### GIVEN INFORMATION
.....

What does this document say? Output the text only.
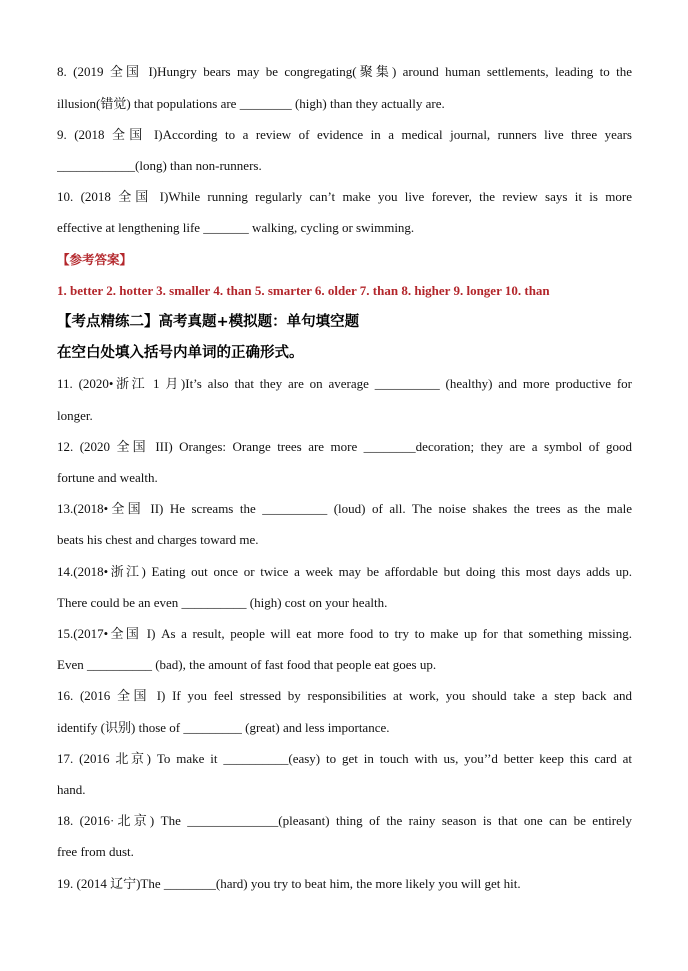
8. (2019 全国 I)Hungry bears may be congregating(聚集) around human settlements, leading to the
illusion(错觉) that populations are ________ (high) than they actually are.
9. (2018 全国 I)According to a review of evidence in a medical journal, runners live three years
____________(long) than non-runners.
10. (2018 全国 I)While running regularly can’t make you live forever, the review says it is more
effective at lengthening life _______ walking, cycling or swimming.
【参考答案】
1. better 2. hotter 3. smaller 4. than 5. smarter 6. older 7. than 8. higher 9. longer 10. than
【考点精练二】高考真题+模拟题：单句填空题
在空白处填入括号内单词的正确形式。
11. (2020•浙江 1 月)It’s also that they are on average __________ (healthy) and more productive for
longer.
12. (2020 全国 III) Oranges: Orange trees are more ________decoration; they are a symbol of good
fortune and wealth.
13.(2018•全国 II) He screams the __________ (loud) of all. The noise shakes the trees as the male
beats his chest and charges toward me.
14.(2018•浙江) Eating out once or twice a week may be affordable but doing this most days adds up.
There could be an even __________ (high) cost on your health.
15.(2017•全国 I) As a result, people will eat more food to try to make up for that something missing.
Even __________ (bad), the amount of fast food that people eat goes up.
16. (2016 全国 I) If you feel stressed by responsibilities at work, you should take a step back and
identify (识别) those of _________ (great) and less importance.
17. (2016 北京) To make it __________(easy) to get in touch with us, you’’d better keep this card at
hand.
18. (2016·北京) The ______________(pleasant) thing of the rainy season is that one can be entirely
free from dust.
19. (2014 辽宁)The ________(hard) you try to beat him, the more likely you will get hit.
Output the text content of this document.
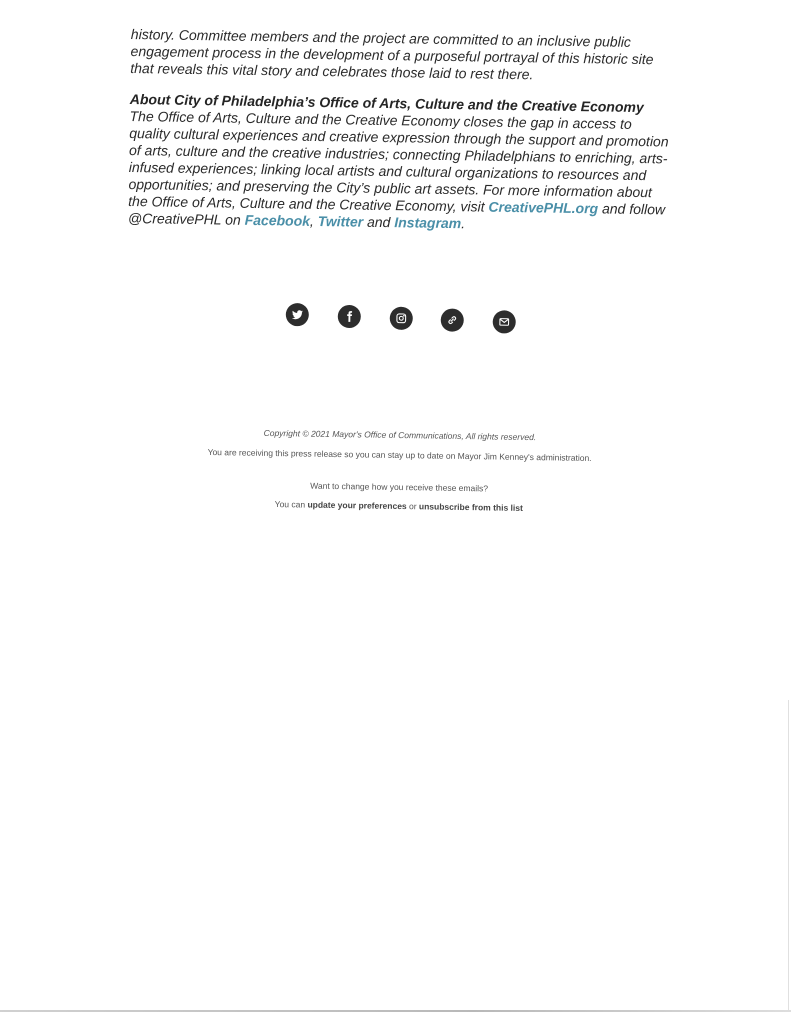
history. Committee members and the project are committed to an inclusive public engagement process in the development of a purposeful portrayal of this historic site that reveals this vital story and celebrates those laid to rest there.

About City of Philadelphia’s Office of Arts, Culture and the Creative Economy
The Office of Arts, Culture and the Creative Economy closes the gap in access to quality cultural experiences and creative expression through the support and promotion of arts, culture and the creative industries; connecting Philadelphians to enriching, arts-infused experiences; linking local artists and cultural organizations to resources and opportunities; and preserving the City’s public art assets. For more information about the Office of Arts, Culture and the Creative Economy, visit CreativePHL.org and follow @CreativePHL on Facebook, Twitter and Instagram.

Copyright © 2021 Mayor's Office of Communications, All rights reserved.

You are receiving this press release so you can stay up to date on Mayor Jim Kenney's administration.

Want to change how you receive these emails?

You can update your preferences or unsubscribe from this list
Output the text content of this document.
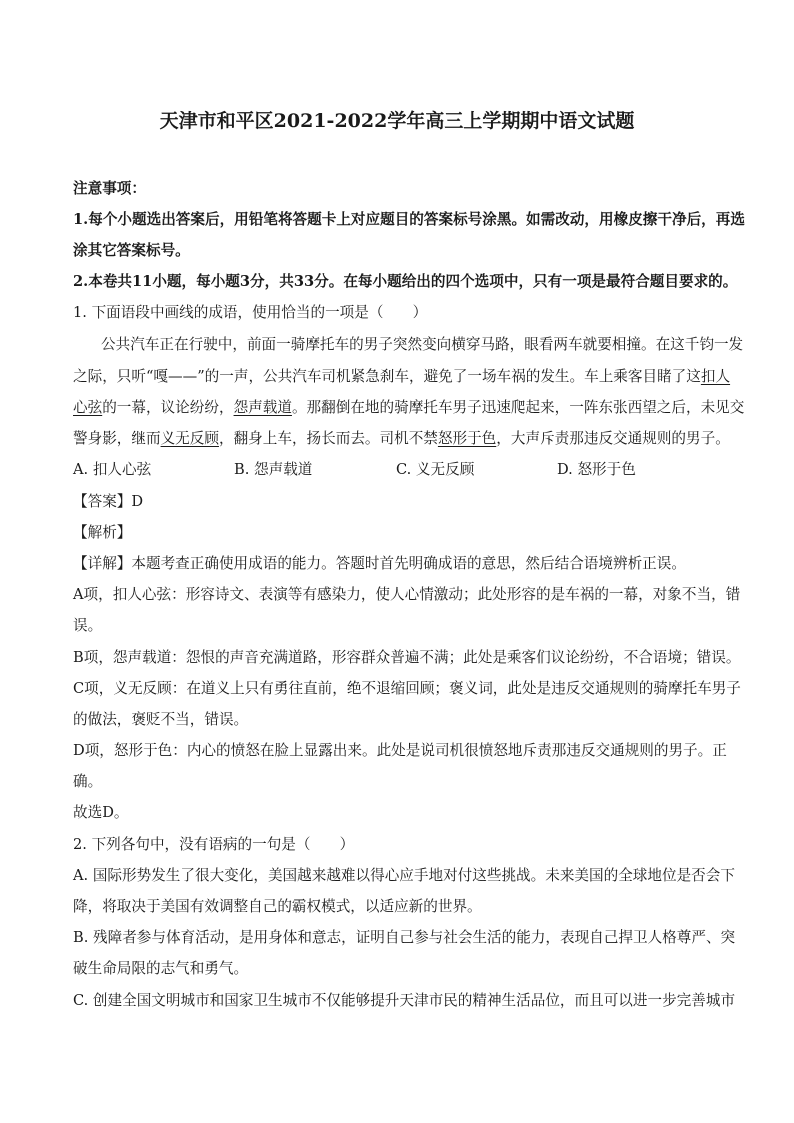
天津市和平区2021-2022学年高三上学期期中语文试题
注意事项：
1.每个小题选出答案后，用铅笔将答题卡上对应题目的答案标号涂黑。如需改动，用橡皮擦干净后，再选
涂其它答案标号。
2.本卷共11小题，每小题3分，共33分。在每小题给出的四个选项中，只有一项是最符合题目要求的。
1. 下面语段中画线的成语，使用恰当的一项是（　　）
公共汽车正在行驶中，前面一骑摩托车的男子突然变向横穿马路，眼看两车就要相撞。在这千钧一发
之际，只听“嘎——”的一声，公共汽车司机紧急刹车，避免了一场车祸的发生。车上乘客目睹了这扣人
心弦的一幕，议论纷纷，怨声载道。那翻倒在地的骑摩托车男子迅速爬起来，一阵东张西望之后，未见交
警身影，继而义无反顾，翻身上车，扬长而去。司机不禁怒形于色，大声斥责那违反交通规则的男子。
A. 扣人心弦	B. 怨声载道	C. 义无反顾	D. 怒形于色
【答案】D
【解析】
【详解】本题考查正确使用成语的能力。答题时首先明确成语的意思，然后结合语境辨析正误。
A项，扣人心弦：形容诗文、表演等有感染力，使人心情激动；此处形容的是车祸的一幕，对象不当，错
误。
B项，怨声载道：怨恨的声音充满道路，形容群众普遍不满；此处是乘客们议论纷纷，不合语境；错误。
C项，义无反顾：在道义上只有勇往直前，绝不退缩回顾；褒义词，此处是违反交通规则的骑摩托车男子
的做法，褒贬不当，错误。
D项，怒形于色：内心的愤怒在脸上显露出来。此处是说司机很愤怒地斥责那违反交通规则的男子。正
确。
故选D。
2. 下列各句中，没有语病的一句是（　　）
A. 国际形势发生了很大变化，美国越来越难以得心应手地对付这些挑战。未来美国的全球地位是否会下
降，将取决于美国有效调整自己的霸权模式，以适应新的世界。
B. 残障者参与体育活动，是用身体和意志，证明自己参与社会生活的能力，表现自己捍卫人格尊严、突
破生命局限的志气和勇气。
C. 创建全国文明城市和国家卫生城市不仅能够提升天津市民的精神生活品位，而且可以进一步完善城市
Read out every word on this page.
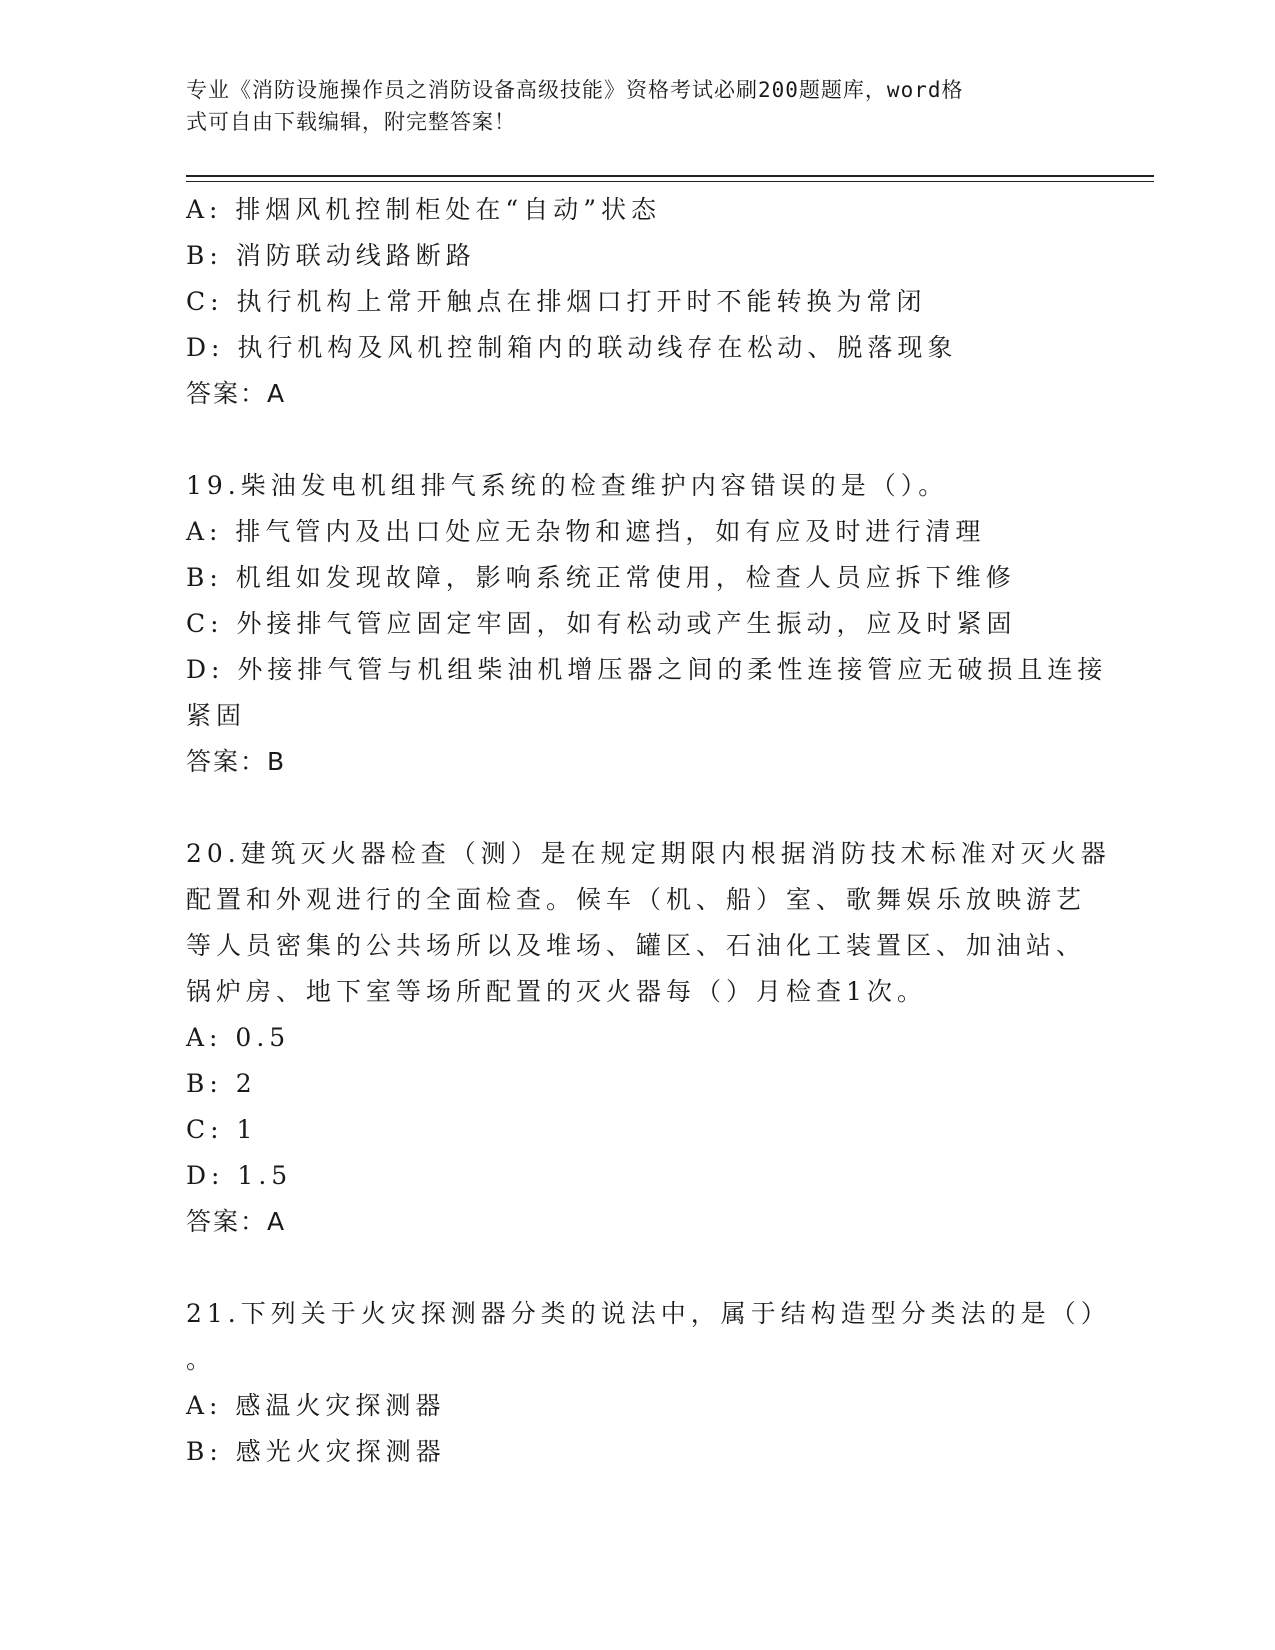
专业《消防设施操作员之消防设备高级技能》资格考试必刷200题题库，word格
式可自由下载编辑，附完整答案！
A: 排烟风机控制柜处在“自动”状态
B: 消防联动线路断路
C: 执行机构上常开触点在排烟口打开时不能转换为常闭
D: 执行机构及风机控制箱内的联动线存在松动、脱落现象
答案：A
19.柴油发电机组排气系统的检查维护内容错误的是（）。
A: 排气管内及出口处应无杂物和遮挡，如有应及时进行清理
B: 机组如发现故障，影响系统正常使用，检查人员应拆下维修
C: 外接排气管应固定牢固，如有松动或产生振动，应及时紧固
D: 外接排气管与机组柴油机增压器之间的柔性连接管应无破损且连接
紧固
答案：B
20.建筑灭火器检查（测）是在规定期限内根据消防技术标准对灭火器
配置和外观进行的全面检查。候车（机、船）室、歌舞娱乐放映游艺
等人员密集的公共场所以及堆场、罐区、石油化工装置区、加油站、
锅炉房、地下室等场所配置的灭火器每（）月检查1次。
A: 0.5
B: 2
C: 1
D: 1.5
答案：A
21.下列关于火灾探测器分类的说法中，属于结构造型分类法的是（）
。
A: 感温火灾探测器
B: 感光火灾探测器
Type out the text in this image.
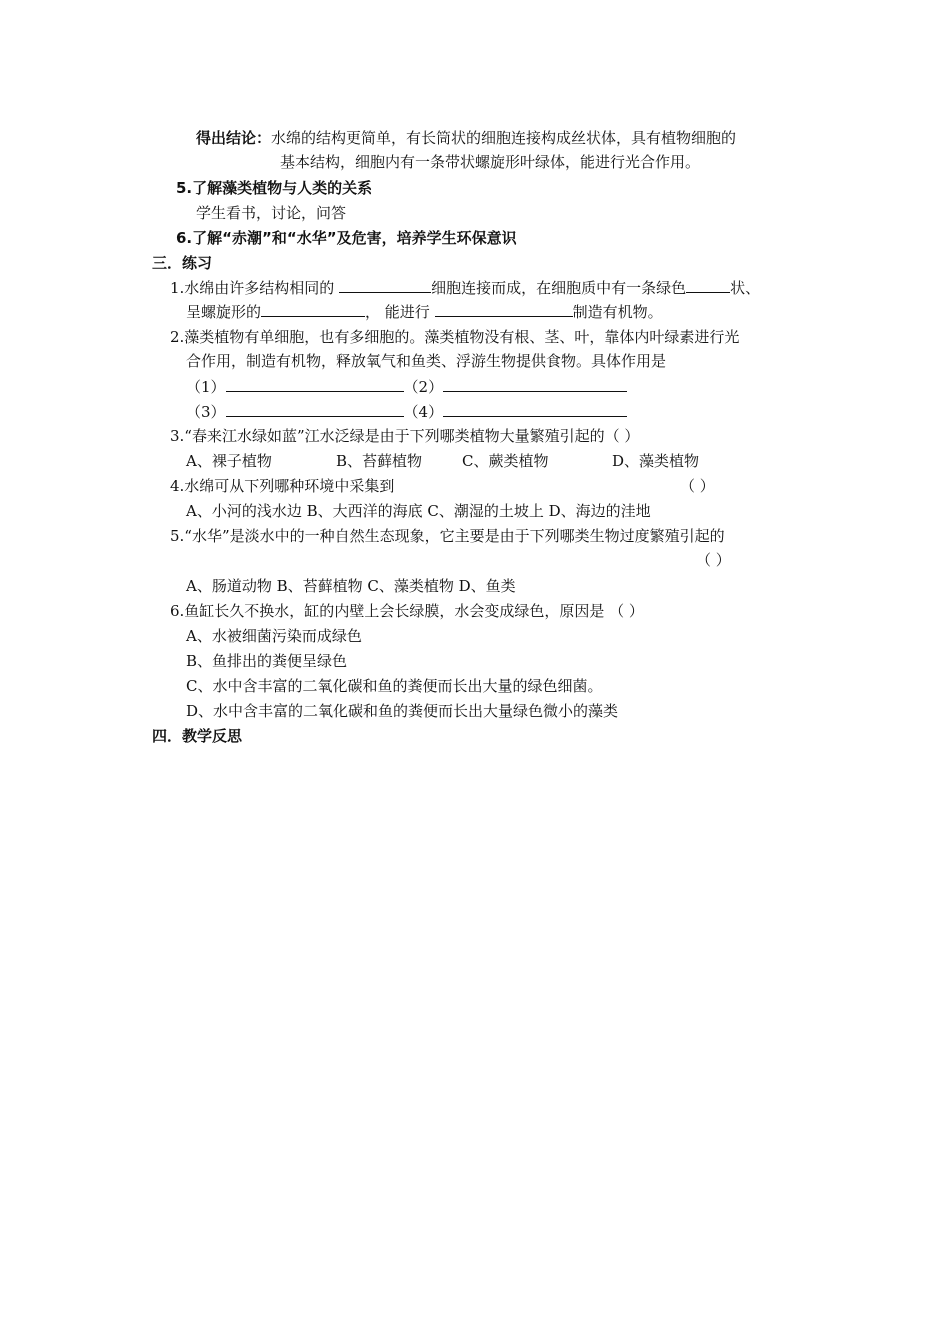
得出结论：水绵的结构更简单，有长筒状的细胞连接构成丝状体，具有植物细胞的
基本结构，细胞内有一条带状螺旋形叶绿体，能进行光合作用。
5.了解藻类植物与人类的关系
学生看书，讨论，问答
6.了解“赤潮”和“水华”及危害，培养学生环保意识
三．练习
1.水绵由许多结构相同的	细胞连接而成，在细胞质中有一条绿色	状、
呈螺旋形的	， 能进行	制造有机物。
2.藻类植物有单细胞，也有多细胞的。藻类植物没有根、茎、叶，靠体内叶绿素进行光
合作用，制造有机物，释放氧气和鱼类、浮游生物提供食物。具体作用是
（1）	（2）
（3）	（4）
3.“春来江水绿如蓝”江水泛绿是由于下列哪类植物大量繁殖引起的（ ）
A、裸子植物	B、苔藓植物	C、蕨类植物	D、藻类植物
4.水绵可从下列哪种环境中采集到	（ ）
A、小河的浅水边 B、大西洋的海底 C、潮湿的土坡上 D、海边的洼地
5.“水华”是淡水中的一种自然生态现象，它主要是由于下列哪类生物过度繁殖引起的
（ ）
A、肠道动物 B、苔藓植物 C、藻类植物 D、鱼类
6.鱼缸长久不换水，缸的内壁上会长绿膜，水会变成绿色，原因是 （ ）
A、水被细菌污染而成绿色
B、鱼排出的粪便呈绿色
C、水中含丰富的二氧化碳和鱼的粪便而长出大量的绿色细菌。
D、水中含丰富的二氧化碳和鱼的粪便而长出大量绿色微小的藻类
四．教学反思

.....

### EXERCISE OBJECTIVE
Reproduce verbatim every line starting at the line that holds "Type out the text in this image." and ending with the final line of the data; omit the pictures.

### COMPLETE OUTPUT
Type out the text in this image.
得出结论：水绵的结构更简单，有长筒状的细胞连接构成丝状体，具有植物细胞的
基本结构，细胞内有一条带状螺旋形叶绿体，能进行光合作用。
5.了解藻类植物与人类的关系
学生看书，讨论，问答
6.了解“赤潮”和“水华”及危害，培养学生环保意识
三．练习
1.水绵由许多结构相同的	细胞连接而成，在细胞质中有一条绿色	状、
呈螺旋形的	， 能进行	制造有机物。
2.藻类植物有单细胞，也有多细胞的。藻类植物没有根、茎、叶，靠体内叶绿素进行光
合作用，制造有机物，释放氧气和鱼类、浮游生物提供食物。具体作用是
（1）	（2）
（3）	（4）
3.“春来江水绿如蓝”江水泛绿是由于下列哪类植物大量繁殖引起的（ ）
A、裸子植物	B、苔藓植物	C、蕨类植物	D、藻类植物
4.水绵可从下列哪种环境中采集到	（ ）
A、小河的浅水边 B、大西洋的海底 C、潮湿的土坡上 D、海边的洼地
5.“水华”是淡水中的一种自然生态现象，它主要是由于下列哪类生物过度繁殖引起的
（ ）
A、肠道动物 B、苔藓植物 C、藻类植物 D、鱼类
6.鱼缸长久不换水，缸的内壁上会长绿膜，水会变成绿色，原因是 （ ）
A、水被细菌污染而成绿色
B、鱼排出的粪便呈绿色
C、水中含丰富的二氧化碳和鱼的粪便而长出大量的绿色细菌。
D、水中含丰富的二氧化碳和鱼的粪便而长出大量绿色微小的藻类
四．教学反思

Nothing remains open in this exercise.